__What is required__
Report back each line of the records that contains the string "психики".

__Data in this exercise__
# # # # #
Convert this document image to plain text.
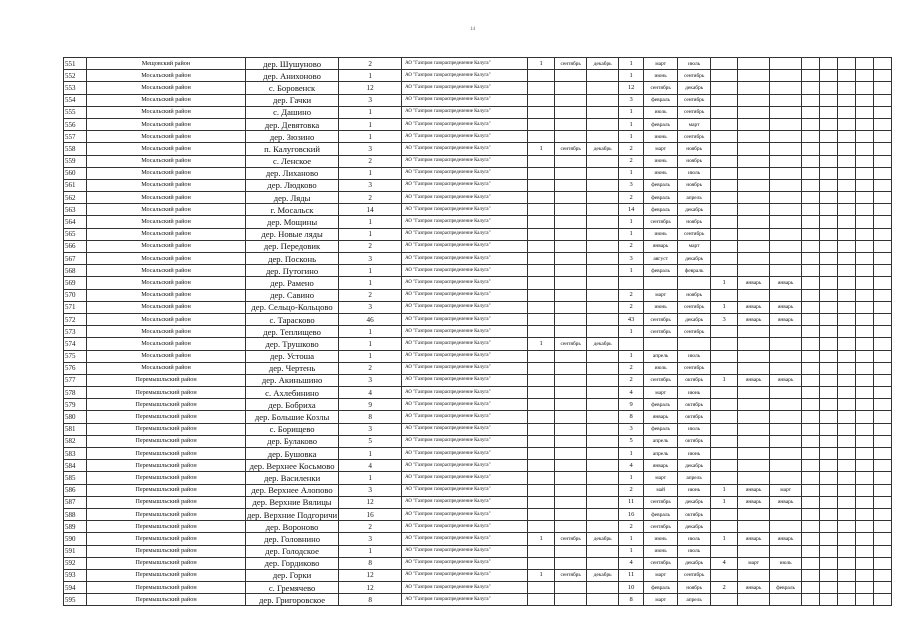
14
551	Мещовский район	дер. Шушуново	2	АО "Газпром газораспределение Калуга"	1	сентябрь	декабрь	1	март	июль								
552	Мосальский район	дер. Анихоново	1	АО "Газпром газораспределение Калуга"				1	июнь	сентябрь								
553	Мосальский район	с. Боровенск	12	АО "Газпром газораспределение Калуга"				12	сентябрь	декабрь								
554	Мосальский район	дер. Гачки	3	АО "Газпром газораспределение Калуга"				3	февраль	сентябрь								
555	Мосальский район	с. Дашино	1	АО "Газпром газораспределение Калуга"				1	июль	сентябрь								
556	Мосальский район	дер. Девятовка	1	АО "Газпром газораспределение Калуга"				1	февраль	март								
557	Мосальский район	дер. Зюзино	1	АО "Газпром газораспределение Калуга"				1	июнь	сентябрь								
558	Мосальский район	п. Калуговский	3	АО "Газпром газораспределение Калуга"	1	сентябрь	декабрь	2	март	ноябрь								
559	Мосальский район	с. Ленское	2	АО "Газпром газораспределение Калуга"				2	июнь	ноябрь								
560	Мосальский район	дер. Лиханово	1	АО "Газпром газораспределение Калуга"				1	июнь	июль								
561	Мосальский район	дер. Людково	3	АО "Газпром газораспределение Калуга"				3	февраль	ноябрь								
562	Мосальский район	дер. Ляды	2	АО "Газпром газораспределение Калуга"				2	февраль	апрель								
563	Мосальский район	г. Мосальск	14	АО "Газпром газораспределение Калуга"				14	февраль	декабрь								
564	Мосальский район	дер. Мощины	1	АО "Газпром газораспределение Калуга"				1	сентябрь	ноябрь								
565	Мосальский район	дер. Новые ляды	1	АО "Газпром газораспределение Калуга"				1	июнь	сентябрь								
566	Мосальский район	дер. Передовик	2	АО "Газпром газораспределение Калуга"				2	январь	март								
567	Мосальский район	дер. Посконь	3	АО "Газпром газораспределение Калуга"				3	август	декабрь								
568	Мосальский район	дер. Путогино	1	АО "Газпром газораспределение Калуга"				1	февраль	февраль								
569	Мосальский район	дер. Рамено	1	АО "Газпром газораспределение Калуга"							1	январь	январь					
570	Мосальский район	дер. Савино	2	АО "Газпром газораспределение Калуга"				2	март	ноябрь								
571	Мосальский район	дер. Сельцо-Кольцово	3	АО "Газпром газораспределение Калуга"				2	июнь	сентябрь	1	январь	январь					
572	Мосальский район	с. Тарасково	46	АО "Газпром газораспределение Калуга"				43	сентябрь	декабрь	3	январь	январь					
573	Мосальский район	дер. Теплищево	1	АО "Газпром газораспределение Калуга"				1	сентябрь	сентябрь								
574	Мосальский район	дер. Трушково	1	АО "Газпром газораспределение Калуга"	1	сентябрь	декабрь											
575	Мосальский район	дер. Устоша	1	АО "Газпром газораспределение Калуга"				1	апрель	июль								
576	Мосальский район	дер. Чертень	2	АО "Газпром газораспределение Калуга"				2	июль	сентябрь								
577	Перемышльский район	дер. Акиньшино	3	АО "Газпром газораспределение Калуга"				2	сентябрь	октябрь	1	январь	январь					
578	Перемышльский район	с. Ахлебинино	4	АО "Газпром газораспределение Калуга"				4	март	июнь								
579	Перемышльский район	дер. Бобриха	9	АО "Газпром газораспределение Калуга"				9	февраль	октябрь								
580	Перемышльский район	дер. Большие Козлы	8	АО "Газпром газораспределение Калуга"				8	январь	октябрь								
581	Перемышльский район	с. Борищево	3	АО "Газпром газораспределение Калуга"				3	февраль	июль								
582	Перемышльский район	дер. Булаково	5	АО "Газпром газораспределение Калуга"				5	апрель	октябрь								
583	Перемышльский район	дер. Бушовка	1	АО "Газпром газораспределение Калуга"				1	апрель	июнь								
584	Перемышльский район	дер. Верхнее Косьмово	4	АО "Газпром газораспределение Калуга"				4	январь	декабрь								
585	Перемышльский район	дер. Василенки	1	АО "Газпром газораспределение Калуга"				1	март	апрель								
586	Перемышльский район	дер. Верхнее Алопово	3	АО "Газпром газораспределение Калуга"				2	май	июнь	1	январь	март					
587	Перемышльский район	дер. Верхние Вялицы	12	АО "Газпром газораспределение Калуга"				11	сентябрь	декабрь	1	январь	январь					
588	Перемышльский район	дер. Верхние Подгоричи	16	АО "Газпром газораспределение Калуга"				16	февраль	октябрь								
589	Перемышльский район	дер. Вороново	2	АО "Газпром газораспределение Калуга"				2	сентябрь	декабрь								
590	Перемышльский район	дер. Головнино	3	АО "Газпром газораспределение Калуга"	1	сентябрь	декабрь	1	июнь	июль	1	январь	январь					
591	Перемышльский район	дер. Голодское	1	АО "Газпром газораспределение Калуга"				1	июнь	июль								
592	Перемышльский район	дер. Гордиково	8	АО "Газпром газораспределение Калуга"				4	сентябрь	декабрь	4	март	июль					
593	Перемышльский район	дер. Горки	12	АО "Газпром газораспределение Калуга"	1	сентябрь	декабрь	11	март	сентябрь								
594	Перемышльский район	с. Гремячево	12	АО "Газпром газораспределение Калуга"				10	февраль	ноябрь	2	январь	февраль					
595	Перемышльский район	дер. Григоровское	8	АО "Газпром газораспределение Калуга"				8	март	апрель								
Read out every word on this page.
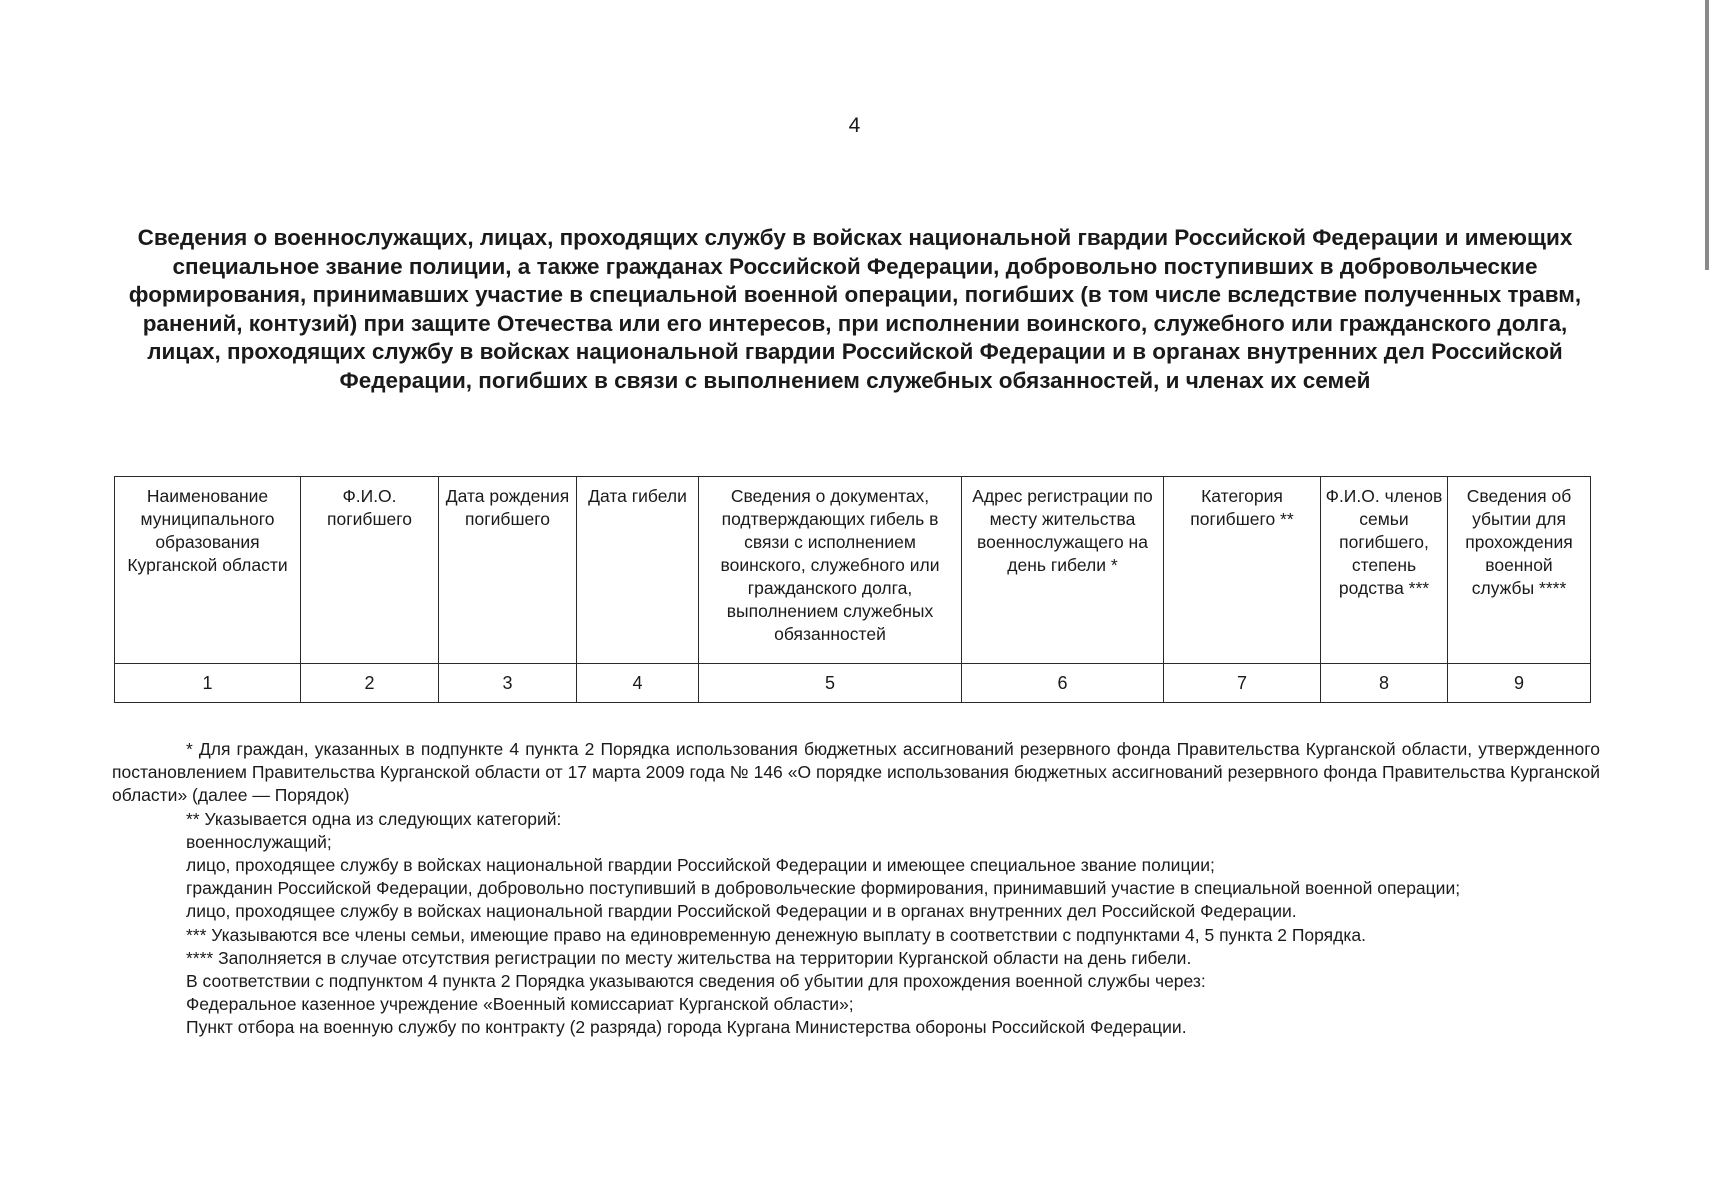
4
Сведения о военнослужащих, лицах, проходящих службу в войсках национальной гвардии Российской Федерации и имеющих специальное звание полиции, а также гражданах Российской Федерации, добровольно поступивших в добровольческие формирования, принимавших участие в специальной военной операции, погибших (в том числе вследствие полученных травм, ранений, контузий) при защите Отечества или его интересов, при исполнении воинского, служебного или гражданского долга, лицах, проходящих службу в войсках национальной гвардии Российской Федерации и в органах внутренних дел Российской Федерации, погибших в связи с выполнением служебных обязанностей, и членах их семей
Наименование муниципального образования Курганской области	Ф.И.О. погибшего	Дата рождения погибшего	Дата гибели	Сведения о документах, подтверждающих гибель в связи с исполнением воинского, служебного или гражданского долга, выполнением служебных обязанностей	Адрес регистрации по месту жительства военнослужащего на день гибели *	Категория погибшего **	Ф.И.О. членов семьи погибшего, степень родства ***	Сведения об убытии для прохождения военной службы ****
1	2	3	4	5	6	7	8	9

* Для граждан, указанных в подпункте 4 пункта 2 Порядка использования бюджетных ассигнований резервного фонда Правительства Курганской области, утвержденного постановлением Правительства Курганской области от 17 марта 2009 года № 146 «О порядке использования бюджетных ассигнований резервного фонда Правительства Курганской области» (далее — Порядок)

** Указывается одна из следующих категорий:

военнослужащий;

лицо, проходящее службу в войсках национальной гвардии Российской Федерации и имеющее специальное звание полиции;

гражданин Российской Федерации, добровольно поступивший в добровольческие формирования, принимавший участие в специальной военной операции;

лицо, проходящее службу в войсках национальной гвардии Российской Федерации и в органах внутренних дел Российской Федерации.

*** Указываются все члены семьи, имеющие право на единовременную денежную выплату в соответствии с подпунктами 4, 5 пункта 2 Порядка.

**** Заполняется в случае отсутствия регистрации по месту жительства на территории Курганской области на день гибели.

В соответствии с подпунктом 4 пункта 2 Порядка указываются сведения об убытии для прохождения военной службы через:

Федеральное казенное учреждение «Военный комиссариат Курганской области»;

Пункт отбора на военную службу по контракту (2 разряда) города Кургана Министерства обороны Российской Федерации.
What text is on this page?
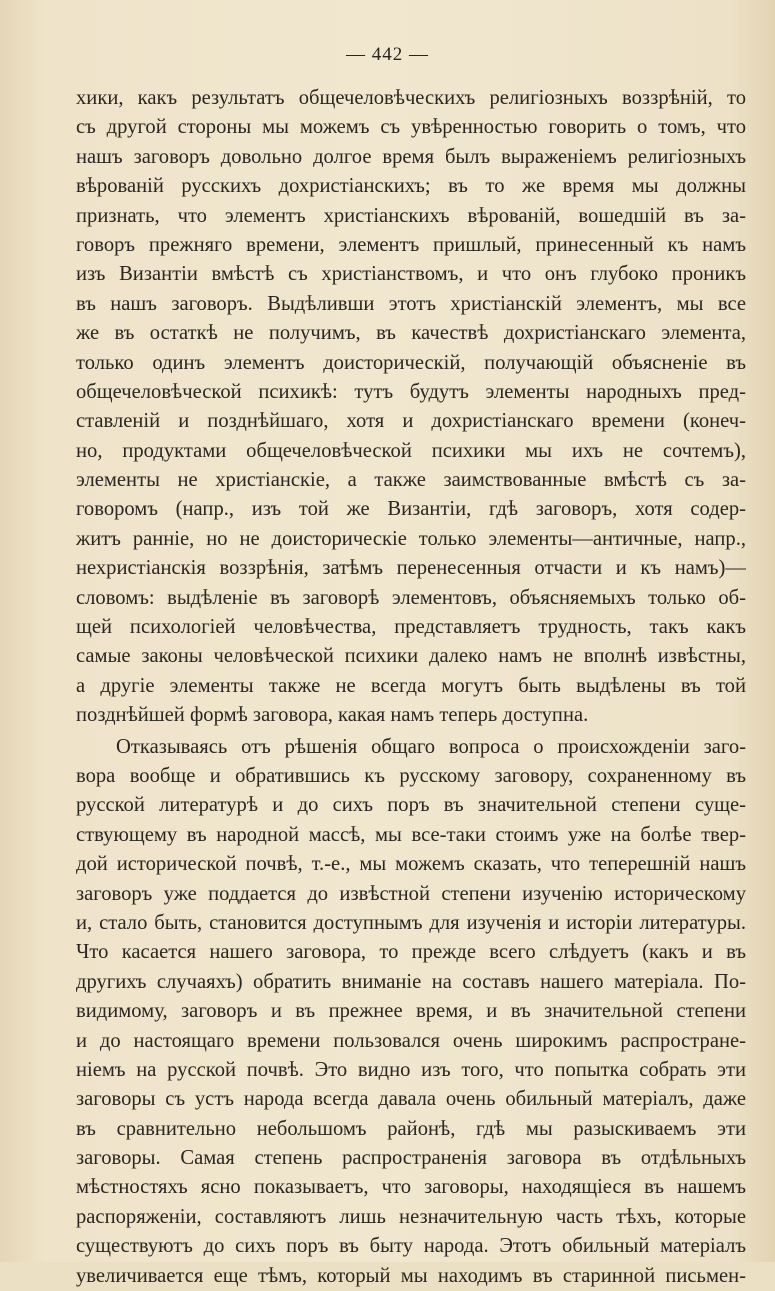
— 442 —
хики, какъ результатъ общечеловѣческихъ религіозныхъ воззрѣній, то
съ другой стороны мы можемъ съ увѣренностью говорить о томъ, что
нашъ заговоръ довольно долгое время былъ выраженіемъ религіозныхъ
вѣрованій русскихъ дохристіанскихъ; въ то же время мы должны
признать, что элементъ христіанскихъ вѣрованій, вошедшій въ за-
говоръ прежняго времени, элементъ пришлый, принесенный къ намъ
изъ Византіи вмѣстѣ съ христіанствомъ, и что онъ глубоко проникъ
въ нашъ заговоръ. Выдѣливши этотъ христіанскій элементъ, мы все
же въ остаткѣ не получимъ, въ качествѣ дохристіанскаго элемента,
только одинъ элементъ доисторическій, получающій объясненіе въ
общечеловѣческой психикѣ: тутъ будутъ элементы народныхъ пред-
ставленій и позднѣйшаго, хотя и дохристіанскаго времени (конеч-
но, продуктами общечеловѣческой психики мы ихъ не сочтемъ),
элементы не христіанскіе, а также заимствованные вмѣстѣ съ за-
говоромъ (напр., изъ той же Византіи, гдѣ заговоръ, хотя содер-
житъ ранніе, но не доисторическіе только элементы—античные, напр.,
нехристіанскія воззрѣнія, затѣмъ перенесенныя отчасти и къ намъ)—
словомъ: выдѣленіе въ заговорѣ элементовъ, объясняемыхъ только об-
щей психологіей человѣчества, представляетъ трудность, такъ какъ
самые законы человѣческой психики далеко намъ не вполнѣ извѣстны,
а другіе элементы также не всегда могутъ быть выдѣлены въ той
позднѣйшей формѣ заговора, какая намъ теперь доступна.
Отказываясь отъ рѣшенія общаго вопроса о происхожденіи заго-
вора вообще и обратившись къ русскому заговору, сохраненному въ
русской литературѣ и до сихъ поръ въ значительной степени суще-
ствующему въ народной массѣ, мы все-таки стоимъ уже на болѣе твер-
дой исторической почвѣ, т.-е., мы можемъ сказать, что теперешній нашъ
заговоръ уже поддается до извѣстной степени изученію историческому
и, стало быть, становится доступнымъ для изученія и исторіи литературы.
Что касается нашего заговора, то прежде всего слѣдуетъ (какъ и въ
другихъ случаяхъ) обратить вниманіе на составъ нашего матеріала. По-
видимому, заговоръ и въ прежнее время, и въ значительной степени
и до настоящаго времени пользовался очень широкимъ распростране-
ніемъ на русской почвѣ. Это видно изъ того, что попытка собрать эти
заговоры съ устъ народа всегда давала очень обильный матеріалъ, даже
въ сравнительно небольшомъ районѣ, гдѣ мы разыскиваемъ эти
заговоры. Самая степень распространенія заговора въ отдѣльныхъ
мѣстностяхъ ясно показываетъ, что заговоры, находящіеся въ нашемъ
распоряженіи, составляютъ лишь незначительную часть тѣхъ, которые
существуютъ до сихъ поръ въ быту народа. Этотъ обильный матеріалъ
увеличивается еще тѣмъ, который мы находимъ въ старинной письмен-
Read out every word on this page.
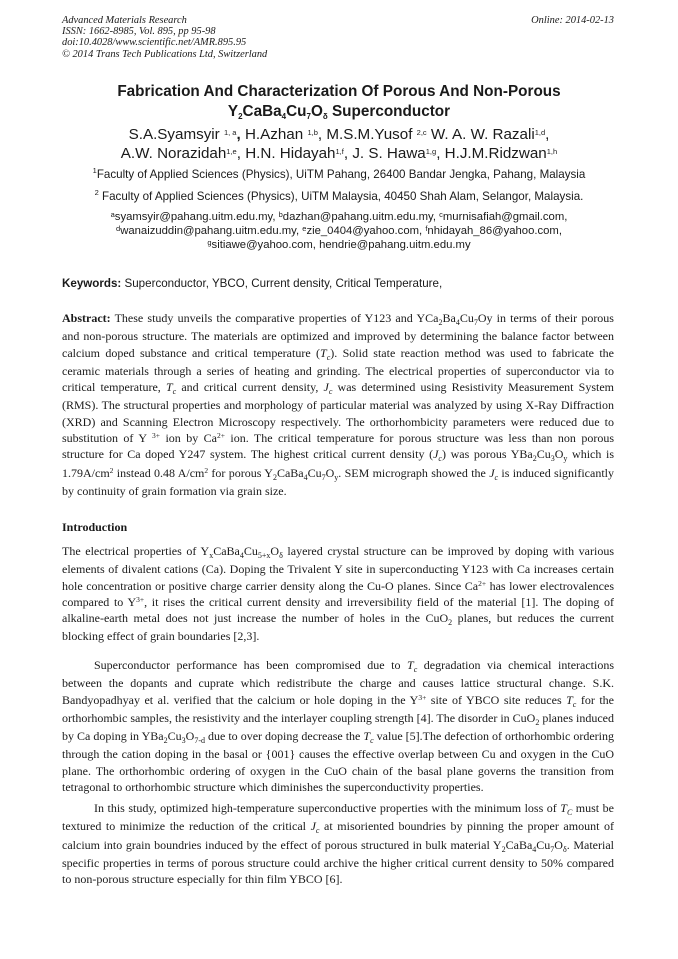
Advanced Materials Research
ISSN: 1662-8985, Vol. 895, pp 95-98
doi:10.4028/www.scientific.net/AMR.895.95
© 2014 Trans Tech Publications Ltd, Switzerland
Online: 2014-02-13
Fabrication And Characterization Of Porous And Non-Porous
$Y_2CaBa_4Cu_7O_\delta$ Superconductor
S.A.Syamsyir $^{1, a}$, H.Azhan $^{1,b}$, M.S.M.Yusof $^{2,c}$ W. A. W. Razali$^{1,d}$,
A.W. Norazidah$^{1,e}$, H.N. Hidayah$^{1,f}$, J. S. Hawa$^{1,g}$, H.J.M.Ridzwan$^{1,h}$
$^1$Faculty of Applied Sciences (Physics), UiTM Pahang, 26400 Bandar Jengka, Pahang, Malaysia
$^2$ Faculty of Applied Sciences (Physics), UiTM Malaysia, 40450 Shah Alam, Selangor, Malaysia.
$^a$syamsyir@pahang.uitm.edu.my, $^b$dazhan@pahang.uitm.edu.my, $^c$murnisafiah@gmail.com,
$^d$wanaizuddin@pahang.uitm.edu.my, $^e$zie_0404@yahoo.com, $^f$nhidayah_86@yahoo.com,
$^g$sitiawe@yahoo.com, hendrie@pahang.uitm.edu.my
Keywords: Superconductor, YBCO, Current density, Critical Temperature,
Abstract: These study unveils the comparative properties of Y123 and $YCa_2Ba_4Cu_7Oy$ in terms of their porous and non-porous structure. The materials are optimized and improved by determining the balance factor between calcium doped substance and critical temperature $(T_c)$. Solid state reaction method was used to fabricate the ceramic materials through a series of heating and grinding. The electrical properties of superconductor via to critical temperature, $T_c$ and critical current density, $J_c$ was determined using Resistivity Measurement System (RMS). The structural properties and morphology of particular material was analyzed by using X-Ray Diffraction (XRD) and Scanning Electron Microscopy respectively. The orthorhombicity parameters were reduced due to substitution of Y $^{3+}$ ion by $Ca^{2+}$ ion. The critical temperature for porous structure was less than non porous structure for Ca doped Y247 system. The highest critical current density $(J_c)$ was porous $YBa_2Cu_3O_y$ which is $1.79A/cm^2$ instead 0.48 $A/cm^2$ for porous $Y_2CaBa_4Cu_7O_y$. SEM micrograph showed the $J_c$ is induced significantly by continuity of grain formation via grain size.
Introduction
The electrical properties of $Y_xCaBa_4Cu_{5+x}O_\delta$ layered crystal structure can be improved by doping with various elements of divalent cations (Ca). Doping the Trivalent Y site in superconducting Y123 with Ca increases certain hole concentration or positive charge carrier density along the Cu-O planes. Since $Ca^{2+}$ has lower electrovalences compared to $Y^{3+}$, it rises the critical current density and irreversibility field of the material [1]. The doping of alkaline-earth metal does not just increase the number of holes in the CuO$_2$ planes, but reduces the current blocking effect of grain boundaries [2,3].
Superconductor performance has been compromised due to $T_c$ degradation via chemical interactions between the dopants and cuprate which redistribute the charge and causes lattice structural change. S.K. Bandyopadhyay et al. verified that the calcium or hole doping in the $Y^{3+}$ site of YBCO site reduces $T_c$ for the orthorhombic samples, the resistivity and the interlayer coupling strength [4]. The disorder in CuO$_2$ planes induced by Ca doping in $YBa_2Cu_3O_{7-d}$ due to over doping decrease the $T_c$ value [5].The defection of orthorhombic ordering through the cation doping in the basal or {001} causes the effective overlap between Cu and oxygen in the CuO plane. The orthorhombic ordering of oxygen in the CuO chain of the basal plane governs the transition from tetragonal to orthorhombic structure which diminishes the superconductivity properties.
In this study, optimized high-temperature superconductive properties with the minimum loss of $T_C$ must be textured to minimize the reduction of the critical $J_c$ at misoriented boundries by pinning the proper amount of calcium into grain boundries induced by the effect of porous structured in bulk material $Y_2CaBa_4Cu_7O_\delta$. Material specific properties in terms of porous structure could archive the higher critical current density to 50% compared to non-porous structure especially for thin film YBCO [6].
# # # # #
__Written reply__
но, продуктами общечеловѣческой психики мы ихъ не сочтемъ),
самые законы человѣческой психики далеко намъ не вполнѣ извѣстны,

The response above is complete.